La Petite Musaraigne

La Petite Musaraigne
Akiko Miyakoshi
Traduit (japonais) par Nadia Porcar
Syros, 2023

Une Vie simple

Par Anne-Marie Mercier

En trois chapitres, nous découvrons la vie de la petite musaraigne. Son quotidien, avec le réveil à 6 heures, le trajet en train et à pied jusqu’au bureau où elle travaille avec des collègues humains. L’un d’eux, un peu moins bien organisés qu’elle, déjeune en bavardant avec elle. A 5 heures, elle rentre chez elle, fait quelques courses, écoute la radio joue avec son Rubik’s cube et s’endort. On trouve un tout petit plus de fantaisie dans les chapitres suivants, avec ses rêves de pays lointains, son rendez-vous annuel avec des amis.

Perfection des petits moments, attention aux choses, émerveillement devant la vie… les dessins sont charmants, avec un petit animal qui vit dans un appartement meublé à son échelle, des couleurs et ombres estompées, aquarelles, fusain ou pastel gras.
On trouve une tonalité passible qui fait un peu penser à Hulul de Arnold Lebel, mais ce serait un Hulul plus inséré dans le réel, moins fantaisiste.

 

Le Son du silence

Le Son du silence
Katrina Goldsaito – Julia Kuo
HongFei  2023

Choses entre lesquelles se glisse le silence…

Par Michel Driol

Sur le chemin de l’école, à Tokyo, Yoshio est sensible à tous les bruits qui l’entourent. Une musicienne, qui accorde son koto, lui révèle que le plus beau son pour elle est le ma, le son du silence. Commence alors pour Yoshio une nouvelle quête, celle de ce son. Mais tout est tellement bruyant, même la nuit. Le lendemain matin, à l’école, il entend enfin ce son, pendant un court instant, et prend conscience qu’il avait toujours été là.

Le ma, explique la dernière page, est un concept japonais qui, je crois, n’a pas son équivalent en Occident. Il désigne le moment où tous les musiciens, lors d’un concert, marquent un arrêt. Silence entre les sons, qui caractérise tous les arts du Japon, y compris la conversation. C’est ce silence entre deux bruits que Yoshio parvient à percevoir.

Le texte, plein de poésie, tout en douceur, se fait l’écho de tous les bruits que perçoit Yoshio, les énumérant, les décrivant, composant ainsi comme une symphonie de sons qui vont de celui de la pluie à celui des baguettes et des mastications au cours du repas. Yoshio se présente comme un amoureux des sons, qui, pour lui, parfois scintillent dans une correspondance très baudelairienne.  Cette recherche, très zen, du ma est, de fait, pour Yoshio, une façon de percevoir non pas à l’occidentale que le silence qui suit une œuvre de Mozart est encore du Mozart, mais, à l’orientale, que ce qui confère de la valeur aux choses est ce quelque chose qui se glisse entre elles, quasi imperceptible, ce quelque chose comme l’insoutenable légèreté de l’être qui donne sens à tout. La leçon de la musicienne devient alors une leçon de vie, le début d’une quête à la fois initiatique, physique et philosophique.

* [Données affichées]:
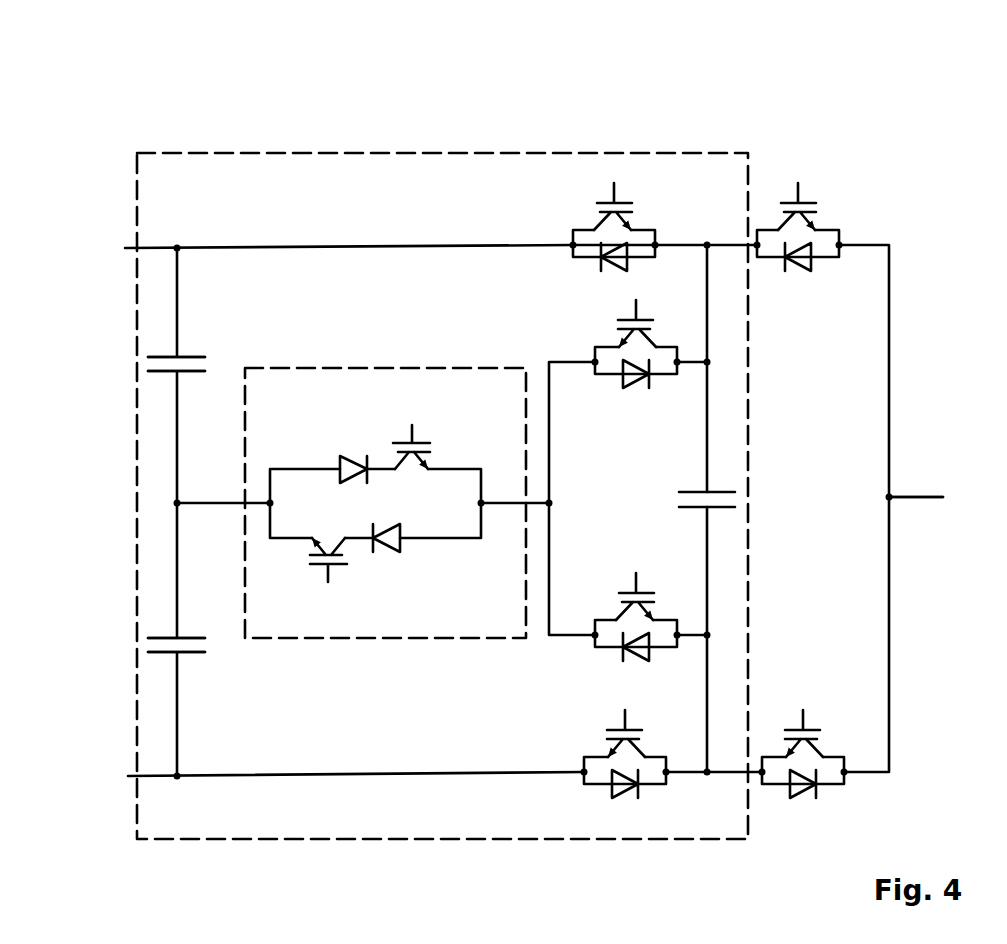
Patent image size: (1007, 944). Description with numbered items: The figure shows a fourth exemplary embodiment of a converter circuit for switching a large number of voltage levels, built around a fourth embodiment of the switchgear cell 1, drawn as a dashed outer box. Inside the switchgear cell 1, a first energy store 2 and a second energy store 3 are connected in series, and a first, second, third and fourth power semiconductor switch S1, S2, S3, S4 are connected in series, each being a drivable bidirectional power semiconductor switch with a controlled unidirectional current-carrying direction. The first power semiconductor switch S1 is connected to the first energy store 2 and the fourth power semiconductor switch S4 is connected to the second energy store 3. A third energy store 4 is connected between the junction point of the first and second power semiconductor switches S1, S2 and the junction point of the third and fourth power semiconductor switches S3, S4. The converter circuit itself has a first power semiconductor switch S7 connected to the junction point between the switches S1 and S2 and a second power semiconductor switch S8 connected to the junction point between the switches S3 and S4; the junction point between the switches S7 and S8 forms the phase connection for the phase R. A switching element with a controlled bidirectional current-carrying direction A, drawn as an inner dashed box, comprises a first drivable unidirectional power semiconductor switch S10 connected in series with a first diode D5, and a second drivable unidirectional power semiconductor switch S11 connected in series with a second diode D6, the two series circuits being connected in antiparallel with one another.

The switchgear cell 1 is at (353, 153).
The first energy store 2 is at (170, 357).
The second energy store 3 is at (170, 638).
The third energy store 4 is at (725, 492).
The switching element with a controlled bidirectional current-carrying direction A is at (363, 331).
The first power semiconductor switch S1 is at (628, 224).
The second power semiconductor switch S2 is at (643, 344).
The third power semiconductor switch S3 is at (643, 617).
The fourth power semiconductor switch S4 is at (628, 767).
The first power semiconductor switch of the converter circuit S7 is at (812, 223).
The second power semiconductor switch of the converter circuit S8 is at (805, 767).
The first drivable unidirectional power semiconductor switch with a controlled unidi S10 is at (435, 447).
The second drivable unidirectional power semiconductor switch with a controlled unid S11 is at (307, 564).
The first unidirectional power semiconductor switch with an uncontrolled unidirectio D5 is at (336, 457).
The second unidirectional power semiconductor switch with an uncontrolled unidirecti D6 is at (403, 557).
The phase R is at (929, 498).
...
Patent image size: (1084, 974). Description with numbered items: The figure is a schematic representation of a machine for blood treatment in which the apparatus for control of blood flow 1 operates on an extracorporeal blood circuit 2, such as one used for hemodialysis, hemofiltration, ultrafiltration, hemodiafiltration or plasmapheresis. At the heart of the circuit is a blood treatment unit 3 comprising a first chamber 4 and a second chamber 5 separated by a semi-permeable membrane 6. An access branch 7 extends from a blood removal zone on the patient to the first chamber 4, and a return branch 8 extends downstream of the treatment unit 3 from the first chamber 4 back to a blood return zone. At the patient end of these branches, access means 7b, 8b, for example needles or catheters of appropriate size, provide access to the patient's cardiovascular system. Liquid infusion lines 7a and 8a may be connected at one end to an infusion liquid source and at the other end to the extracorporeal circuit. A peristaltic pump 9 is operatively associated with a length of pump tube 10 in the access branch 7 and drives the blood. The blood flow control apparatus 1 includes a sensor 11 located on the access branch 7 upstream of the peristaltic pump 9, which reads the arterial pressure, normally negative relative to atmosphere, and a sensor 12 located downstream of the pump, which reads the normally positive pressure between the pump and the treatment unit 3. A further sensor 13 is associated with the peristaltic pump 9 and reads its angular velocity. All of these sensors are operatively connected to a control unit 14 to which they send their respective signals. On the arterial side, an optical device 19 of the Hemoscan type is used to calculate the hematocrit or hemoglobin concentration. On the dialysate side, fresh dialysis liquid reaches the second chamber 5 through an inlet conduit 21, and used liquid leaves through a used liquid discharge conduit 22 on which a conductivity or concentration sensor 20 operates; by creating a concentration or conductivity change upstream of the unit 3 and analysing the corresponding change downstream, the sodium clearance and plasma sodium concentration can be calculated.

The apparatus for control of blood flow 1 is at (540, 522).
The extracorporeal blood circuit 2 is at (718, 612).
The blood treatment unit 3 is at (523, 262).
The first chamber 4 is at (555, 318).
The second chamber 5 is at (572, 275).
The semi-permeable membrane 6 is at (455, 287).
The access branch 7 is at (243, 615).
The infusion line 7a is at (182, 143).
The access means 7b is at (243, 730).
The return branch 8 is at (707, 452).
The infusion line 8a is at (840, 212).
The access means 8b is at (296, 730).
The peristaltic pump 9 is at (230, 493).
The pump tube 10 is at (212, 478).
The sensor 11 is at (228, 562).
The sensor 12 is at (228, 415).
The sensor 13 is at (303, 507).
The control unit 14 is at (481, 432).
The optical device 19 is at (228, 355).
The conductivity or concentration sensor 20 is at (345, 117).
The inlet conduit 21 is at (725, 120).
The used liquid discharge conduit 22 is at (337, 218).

* [Actions requises]:
- A) Relevez dans la page toutes les techniques de dessin mentionnées pour les illustrations de La Petite Musaraigne.
- B) Rédigez la suite de la page en poursuivant la critique du Son du silence après sa dernière phrase.

* [Réponses par tâche]:
- A)
- aquarelles
- fusain
- pastel gras

- B)
Les illustrations, en double page, accompagnent ce mouvement vers une ascèse, nous faisant passer des couleurs vivres de la ville bruyante et animée, à l’espace intérieur de la maison, déjà plus dépouillé, puis à une salle de classe vide et en teintes d’une grande douceur. Le silence envahit aussi l’espace graphique, rendu visible par des couleurs dans lesquelles peuvent s’intégrer, à la fin, les autres personnages. Comme en écho à l’illustration de couverture, la dernière illustration montre le héros seul au milieu d’une foule, en noir et blanc sur la couverture, foule qu’on devine bruyante en pleine rue, et, à la fin dans la salle de classe, dans des teintes plus sépia, foule qu’on devine plus calme, laissant dans les deux cas au héros l’espace libre du silence qui s’installe dans les interstices. Beau travail d’adaptation graphique d’un concept !

On appréciera aussi dans cet album ce qu’il montre de la culture japonaise, de ses rues, de ses magasins, des costumes des écoliers, tout cela représenté dans des illustrations qui, au-delà de leurs couleurs symboliques, ont un aspect documentaire très précis.

La dernière page est une invitation à collecter les sons, ceux de l’album et d’autres encore, peut-être à la façon d’un des inventaires des notes de chevet d’une autre autrice japonaise du Xème siècle, Sei Shōnagon.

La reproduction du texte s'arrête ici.